* Task prompt
Repeat all the records exactly, omitting pictures.

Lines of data
━━━━━━━━━━━━━━━━━━━━

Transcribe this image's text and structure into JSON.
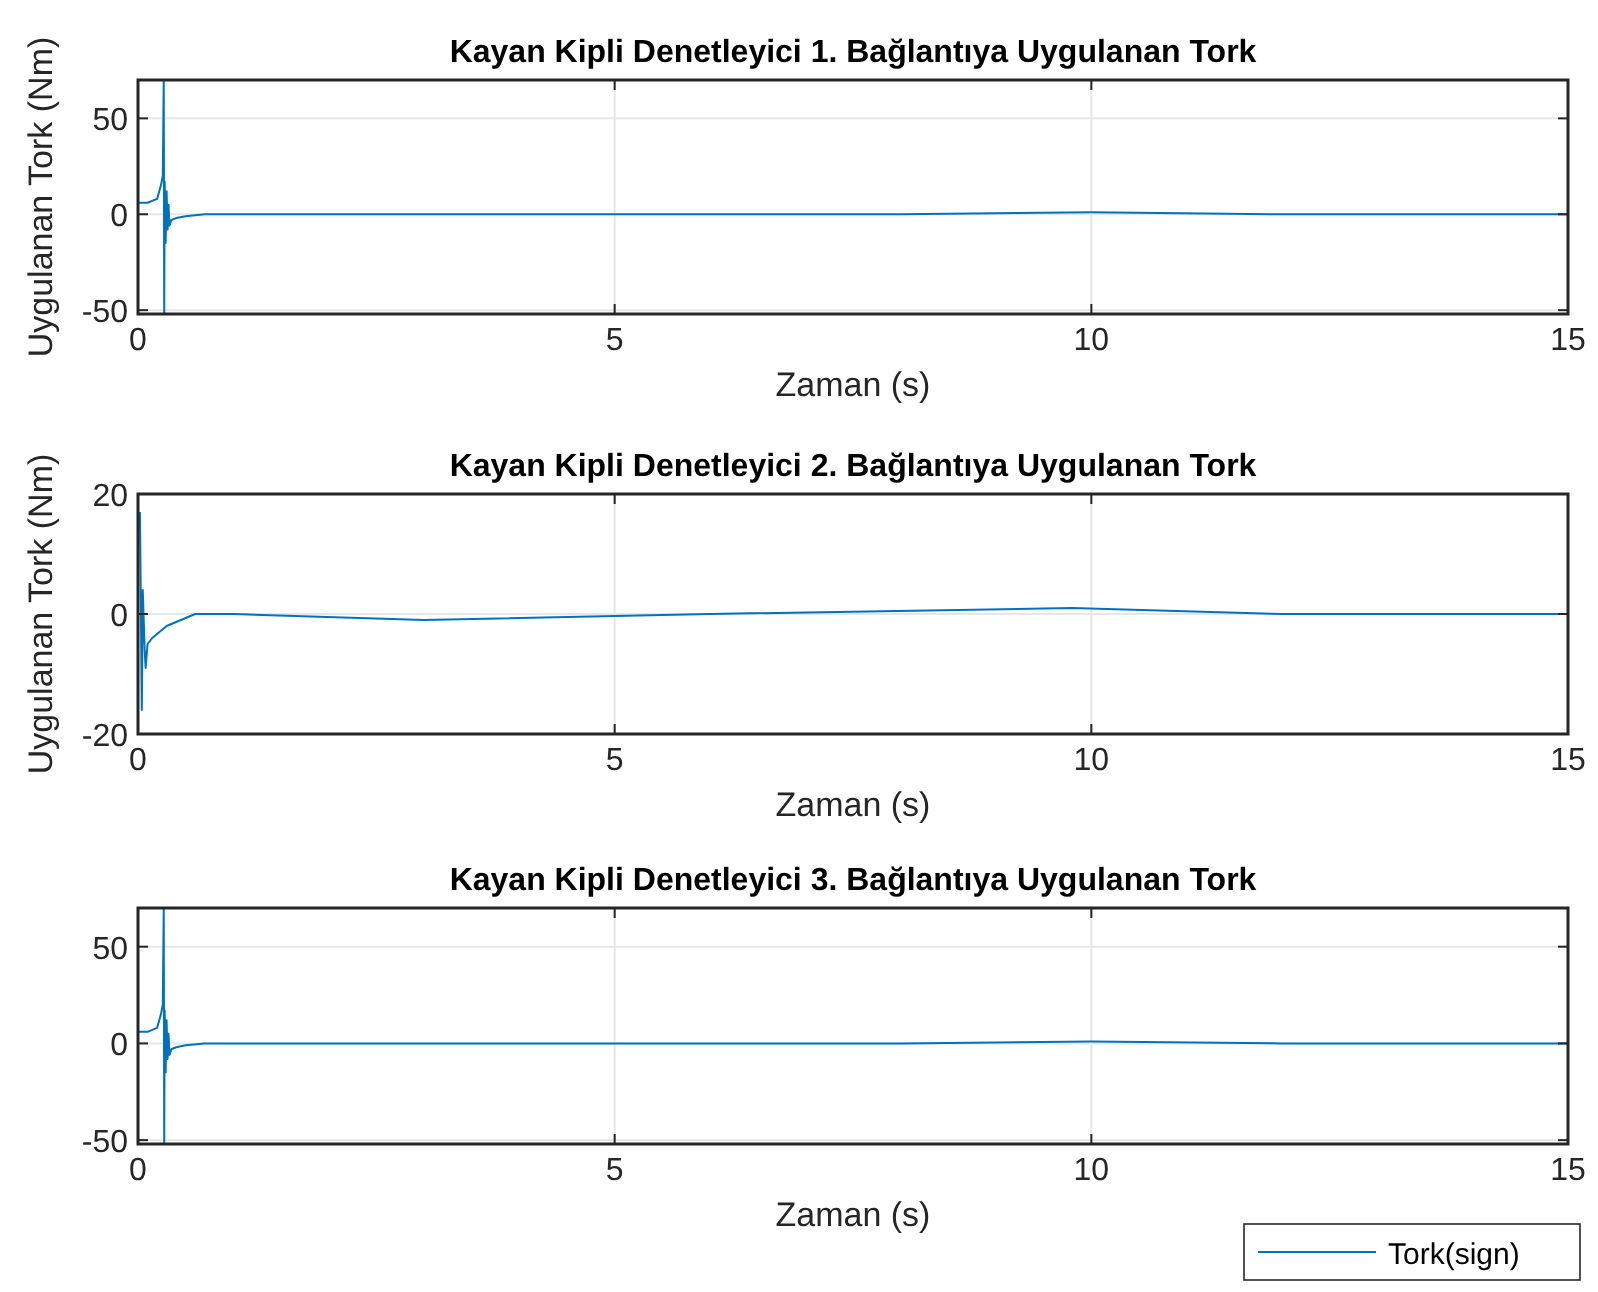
{
  "chart_data": [
    {
      "type": "line",
      "title": "Kayan Kipli Denetleyici 1. Bağlantıya Uygulanan Tork",
      "xlabel": "Zaman (s)",
      "ylabel": "Uygulanan Tork (Nm)",
      "xlim": [
        0,
        15
      ],
      "ylim": [
        -52,
        70
      ],
      "xticks": [
        0,
        5,
        10,
        15
      ],
      "yticks": [
        -50,
        0,
        50
      ],
      "grid": true,
      "series": [
        {
          "color": "#0072bd",
          "x": [
            0,
            0.1,
            0.2,
            0.24,
            0.26,
            0.27,
            0.275,
            0.28,
            0.29,
            0.3,
            0.31,
            0.32,
            0.33,
            0.35,
            0.4,
            0.5,
            0.7,
            1,
            1.3,
            3,
            6,
            8,
            10,
            12,
            15
          ],
          "values": [
            6,
            6,
            8,
            15,
            20,
            70,
            -52,
            17,
            -15,
            12,
            -8,
            5,
            -6,
            -3,
            -2,
            -1,
            0,
            0,
            0,
            0,
            0,
            0,
            1,
            0,
            0
          ]
        }
      ]
    },
    {
      "type": "line",
      "title": "Kayan Kipli Denetleyici 2. Bağlantıya Uygulanan Tork",
      "xlabel": "Zaman (s)",
      "ylabel": "Uygulanan Tork (Nm)",
      "xlim": [
        0,
        15
      ],
      "ylim": [
        -20,
        20
      ],
      "xticks": [
        0,
        5,
        10,
        15
      ],
      "yticks": [
        -20,
        0,
        20
      ],
      "grid": true,
      "series": [
        {
          "color": "#0072bd",
          "x": [
            0.02,
            0.025,
            0.04,
            0.05,
            0.07,
            0.08,
            0.1,
            0.15,
            0.3,
            0.6,
            1,
            3,
            6,
            9.8,
            12,
            15
          ],
          "values": [
            17,
            10,
            -16,
            4,
            -6,
            -9,
            -5,
            -4,
            -2,
            0,
            0,
            -1,
            0,
            1,
            0,
            0
          ]
        }
      ]
    },
    {
      "type": "line",
      "title": "Kayan Kipli Denetleyici 3. Bağlantıya Uygulanan Tork",
      "xlabel": "Zaman (s)",
      "xlim": [
        0,
        15
      ],
      "ylim": [
        -52,
        70
      ],
      "xticks": [
        0,
        5,
        10,
        15
      ],
      "yticks": [
        -50,
        0,
        50
      ],
      "grid": true,
      "legend": "bottom right",
      "series": [
        {
          "name": "Tork(sign)",
          "color": "#0072bd",
          "x": [
            0,
            0.1,
            0.2,
            0.24,
            0.26,
            0.27,
            0.275,
            0.28,
            0.29,
            0.3,
            0.31,
            0.32,
            0.33,
            0.35,
            0.4,
            0.5,
            0.7,
            1,
            1.3,
            3,
            6,
            8,
            10,
            12,
            15
          ],
          "values": [
            6,
            6,
            8,
            15,
            20,
            70,
            -52,
            17,
            -15,
            12,
            -8,
            5,
            -6,
            -3,
            -2,
            -1,
            0,
            0,
            0,
            0,
            0,
            0,
            1,
            0,
            0
          ]
        }
      ]
    }
  ]
}
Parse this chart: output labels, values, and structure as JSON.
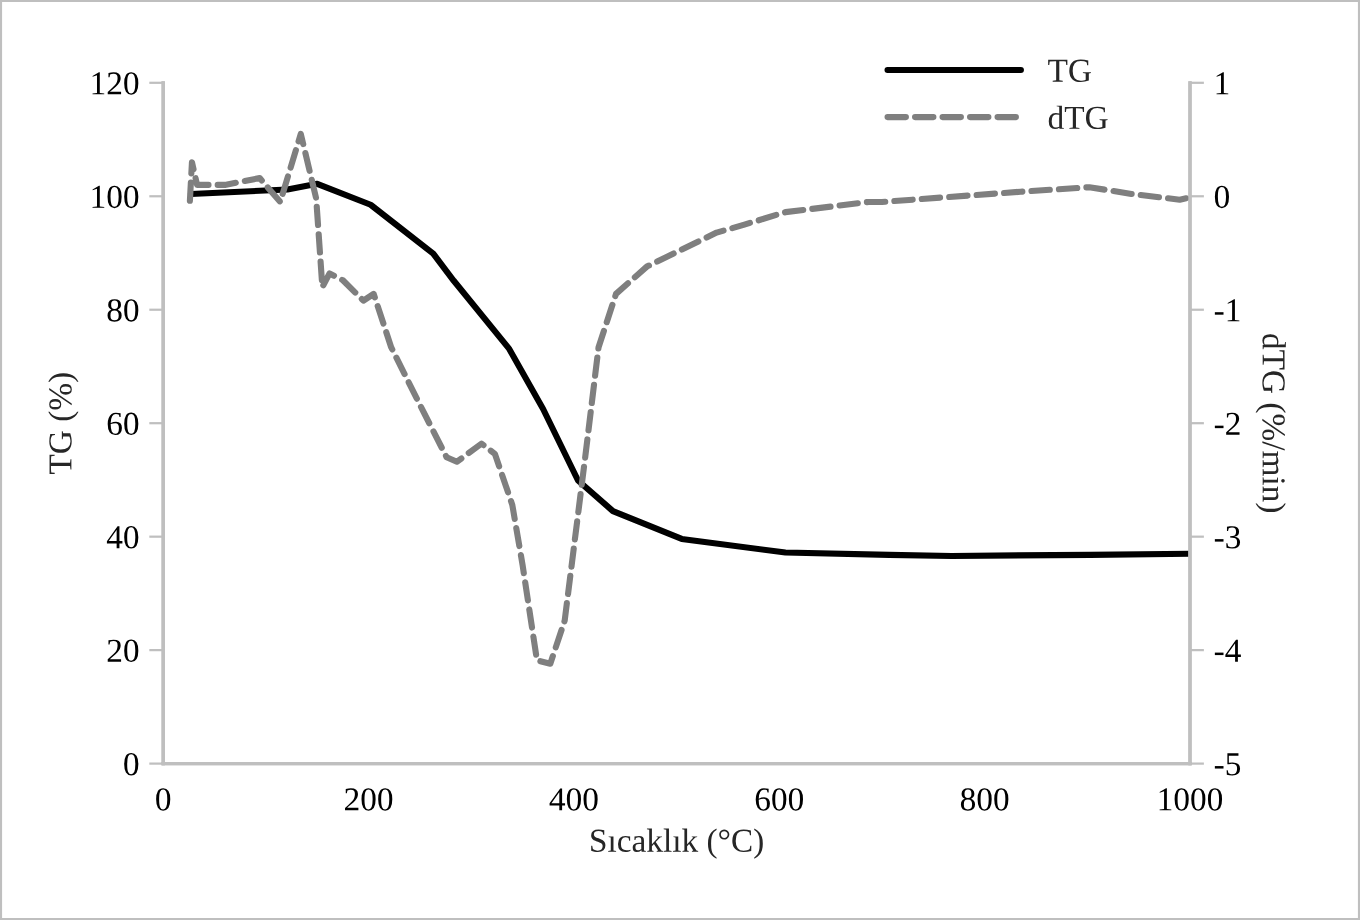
{
  "chart_data": {
    "type": "line",
    "xlabel": "Sıcaklık (°C)",
    "ylabel": "TG (%)",
    "y2label": "dTG (%/min)",
    "xlim": [
      0,
      1000
    ],
    "xticks": [
      0,
      200,
      400,
      600,
      800,
      1000
    ],
    "ylim": [
      0,
      120
    ],
    "yticks": [
      0,
      20,
      40,
      60,
      80,
      100,
      120
    ],
    "y2lim": [
      -5,
      1
    ],
    "y2ticks": [
      -5,
      -4,
      -3,
      -2,
      -1,
      0,
      1
    ],
    "grid": false,
    "legend": "top right",
    "series": [
      {
        "name": "TG",
        "color": "#000000",
        "line_style": "solid",
        "x": [
          27,
          121,
          150,
          202,
          263,
          283,
          337,
          370,
          404,
          438,
          505,
          606,
          707,
          768,
          903,
          1000
        ],
        "values": [
          100.4,
          101.2,
          102.2,
          98.5,
          89.9,
          85.1,
          73.1,
          62.5,
          49.9,
          44.5,
          39.6,
          37.2,
          36.8,
          36.6,
          36.8,
          37.0
        ]
      },
      {
        "name": "dTG",
        "color": "#7f7f7f",
        "line_style": "dashed",
        "axis": "y2",
        "x": [
          26,
          28,
          33,
          60,
          94,
          114,
          134,
          149,
          155,
          162,
          175,
          195,
          205,
          222,
          249,
          276,
          286,
          310,
          323,
          340,
          350,
          364,
          377,
          391,
          411,
          424,
          441,
          471,
          539,
          566,
          606,
          687,
          700,
          835,
          902,
          943,
          990,
          1000
        ],
        "values": [
          -0.04,
          0.3,
          0.1,
          0.1,
          0.16,
          -0.05,
          0.55,
          -0.02,
          -0.8,
          -0.68,
          -0.74,
          -0.92,
          -0.86,
          -1.33,
          -1.82,
          -2.3,
          -2.34,
          -2.18,
          -2.27,
          -2.72,
          -3.25,
          -4.09,
          -4.12,
          -3.74,
          -2.3,
          -1.33,
          -0.86,
          -0.62,
          -0.32,
          -0.25,
          -0.14,
          -0.05,
          -0.05,
          0.04,
          0.08,
          0.02,
          -0.03,
          -0.01
        ]
      }
    ]
  }
}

━━━━━━━━━━━━━━━━━━━━

* Solution
Transcribe this image's text and structure into JSON.
{
  "chart_data": [
    {
      "type": "line",
      "title": "Kayan Kipli Denetleyici 1. Bağlantıya Uygulanan Tork",
      "xlabel": "Zaman (s)",
      "ylabel": "Uygulanan Tork (Nm)",
      "xlim": [
        0,
        15
      ],
      "ylim": [
        -52,
        70
      ],
      "xticks": [
        0,
        5,
        10,
        15
      ],
      "yticks": [
        -50,
        0,
        50
      ],
      "grid": true,
      "series": [
        {
          "color": "#0072bd",
          "x": [
            0,
            0.1,
            0.2,
            0.24,
            0.26,
            0.27,
            0.275,
            0.28,
            0.29,
            0.3,
            0.31,
            0.32,
            0.33,
            0.35,
            0.4,
            0.5,
            0.7,
            1,
            1.3,
            3,
            6,
            8,
            10,
            12,
            15
          ],
          "values": [
            6,
            6,
            8,
            15,
            20,
            70,
            -52,
            17,
            -15,
            12,
            -8,
            5,
            -6,
            -3,
            -2,
            -1,
            0,
            0,
            0,
            0,
            0,
            0,
            1,
            0,
            0
          ]
        }
      ]
    },
    {
      "type": "line",
      "title": "Kayan Kipli Denetleyici 2. Bağlantıya Uygulanan Tork",
      "xlabel": "Zaman (s)",
      "ylabel": "Uygulanan Tork (Nm)",
      "xlim": [
        0,
        15
      ],
      "ylim": [
        -20,
        20
      ],
      "xticks": [
        0,
        5,
        10,
        15
      ],
      "yticks": [
        -20,
        0,
        20
      ],
      "grid": true,
      "series": [
        {
          "color": "#0072bd",
          "x": [
            0.02,
            0.025,
            0.04,
            0.05,
            0.07,
            0.08,
            0.1,
            0.15,
            0.3,
            0.6,
            1,
            3,
            6,
            9.8,
            12,
            15
          ],
          "values": [
            17,
            10,
            -16,
            4,
            -6,
            -9,
            -5,
            -4,
            -2,
            0,
            0,
            -1,
            0,
            1,
            0,
            0
          ]
        }
      ]
    },
    {
      "type": "line",
      "title": "Kayan Kipli Denetleyici 3. Bağlantıya Uygulanan Tork",
      "xlabel": "Zaman (s)",
      "xlim": [
        0,
        15
      ],
      "ylim": [
        -52,
        70
      ],
      "xticks": [
        0,
        5,
        10,
        15
      ],
      "yticks": [
        -50,
        0,
        50
      ],
      "grid": true,
      "legend": "bottom right",
      "series": [
        {
          "name": "Tork(sign)",
          "color": "#0072bd",
          "x": [
            0,
            0.1,
            0.2,
            0.24,
            0.26,
            0.27,
            0.275,
            0.28,
            0.29,
            0.3,
            0.31,
            0.32,
            0.33,
            0.35,
            0.4,
            0.5,
            0.7,
            1,
            1.3,
            3,
            6,
            8,
            10,
            12,
            15
          ],
          "values": [
            6,
            6,
            8,
            15,
            20,
            70,
            -52,
            17,
            -15,
            12,
            -8,
            5,
            -6,
            -3,
            -2,
            -1,
            0,
            0,
            0,
            0,
            0,
            0,
            1,
            0,
            0
          ]
        }
      ]
    }
  ]
}
Parse this chart: output labels, values, and structure as JSON.
{
  "chart_data": {
    "type": "line",
    "xlabel": "Sıcaklık (°C)",
    "ylabel": "TG (%)",
    "y2label": "dTG (%/min)",
    "xlim": [
      0,
      1000
    ],
    "xticks": [
      0,
      200,
      400,
      600,
      800,
      1000
    ],
    "ylim": [
      0,
      120
    ],
    "yticks": [
      0,
      20,
      40,
      60,
      80,
      100,
      120
    ],
    "y2lim": [
      -5,
      1
    ],
    "y2ticks": [
      -5,
      -4,
      -3,
      -2,
      -1,
      0,
      1
    ],
    "grid": false,
    "legend": "top right",
    "series": [
      {
        "name": "TG",
        "color": "#000000",
        "line_style": "solid",
        "x": [
          27,
          121,
          150,
          202,
          263,
          283,
          337,
          370,
          404,
          438,
          505,
          606,
          707,
          768,
          903,
          1000
        ],
        "values": [
          100.4,
          101.2,
          102.2,
          98.5,
          89.9,
          85.1,
          73.1,
          62.5,
          49.9,
          44.5,
          39.6,
          37.2,
          36.8,
          36.6,
          36.8,
          37.0
        ]
      },
      {
        "name": "dTG",
        "color": "#7f7f7f",
        "line_style": "dashed",
        "axis": "y2",
        "x": [
          26,
          28,
          33,
          60,
          94,
          114,
          134,
          149,
          155,
          162,
          175,
          195,
          205,
          222,
          249,
          276,
          286,
          310,
          323,
          340,
          350,
          364,
          377,
          391,
          411,
          424,
          441,
          471,
          539,
          566,
          606,
          687,
          700,
          835,
          902,
          943,
          990,
          1000
        ],
        "values": [
          -0.04,
          0.3,
          0.1,
          0.1,
          0.16,
          -0.05,
          0.55,
          -0.02,
          -0.8,
          -0.68,
          -0.74,
          -0.92,
          -0.86,
          -1.33,
          -1.82,
          -2.3,
          -2.34,
          -2.18,
          -2.27,
          -2.72,
          -3.25,
          -4.09,
          -4.12,
          -3.74,
          -2.3,
          -1.33,
          -0.86,
          -0.62,
          -0.32,
          -0.25,
          -0.14,
          -0.05,
          -0.05,
          0.04,
          0.08,
          0.02,
          -0.03,
          -0.01
        ]
      }
    ]
  }
}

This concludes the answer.